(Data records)

********************

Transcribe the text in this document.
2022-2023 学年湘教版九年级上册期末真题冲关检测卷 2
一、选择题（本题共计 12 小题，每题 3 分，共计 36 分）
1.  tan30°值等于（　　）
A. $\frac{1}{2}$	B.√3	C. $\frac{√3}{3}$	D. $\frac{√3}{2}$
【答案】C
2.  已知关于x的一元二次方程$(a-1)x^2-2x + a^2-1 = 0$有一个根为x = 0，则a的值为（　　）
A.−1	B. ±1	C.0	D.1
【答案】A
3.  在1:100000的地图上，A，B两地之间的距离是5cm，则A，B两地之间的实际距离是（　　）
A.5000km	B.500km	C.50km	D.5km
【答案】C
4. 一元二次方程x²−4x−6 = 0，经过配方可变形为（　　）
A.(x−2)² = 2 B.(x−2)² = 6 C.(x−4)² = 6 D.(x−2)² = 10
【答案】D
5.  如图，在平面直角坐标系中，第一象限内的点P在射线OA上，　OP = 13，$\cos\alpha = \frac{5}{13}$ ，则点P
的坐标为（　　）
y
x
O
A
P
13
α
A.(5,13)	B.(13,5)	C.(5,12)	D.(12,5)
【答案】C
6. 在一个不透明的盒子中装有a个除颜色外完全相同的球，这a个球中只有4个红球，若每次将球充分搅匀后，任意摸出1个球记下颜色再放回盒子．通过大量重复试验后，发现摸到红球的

********************

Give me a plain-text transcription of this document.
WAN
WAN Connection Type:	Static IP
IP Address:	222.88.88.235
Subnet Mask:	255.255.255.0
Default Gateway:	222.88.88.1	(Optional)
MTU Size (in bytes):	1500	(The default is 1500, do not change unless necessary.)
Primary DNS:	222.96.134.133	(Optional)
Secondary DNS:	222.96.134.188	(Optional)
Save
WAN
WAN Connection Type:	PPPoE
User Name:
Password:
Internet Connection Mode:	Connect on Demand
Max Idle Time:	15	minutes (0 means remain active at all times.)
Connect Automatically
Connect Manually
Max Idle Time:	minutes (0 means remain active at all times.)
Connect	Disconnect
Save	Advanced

********************

=== Stated problem ===
Wherever "Optional" shows up in a line, copy that line.

=== Answer for the task ===
Default Gateway:	222.88.88.1	(Optional)
Primary DNS:	222.96.134.133	(Optional)
Secondary DNS:	222.96.134.188	(Optional)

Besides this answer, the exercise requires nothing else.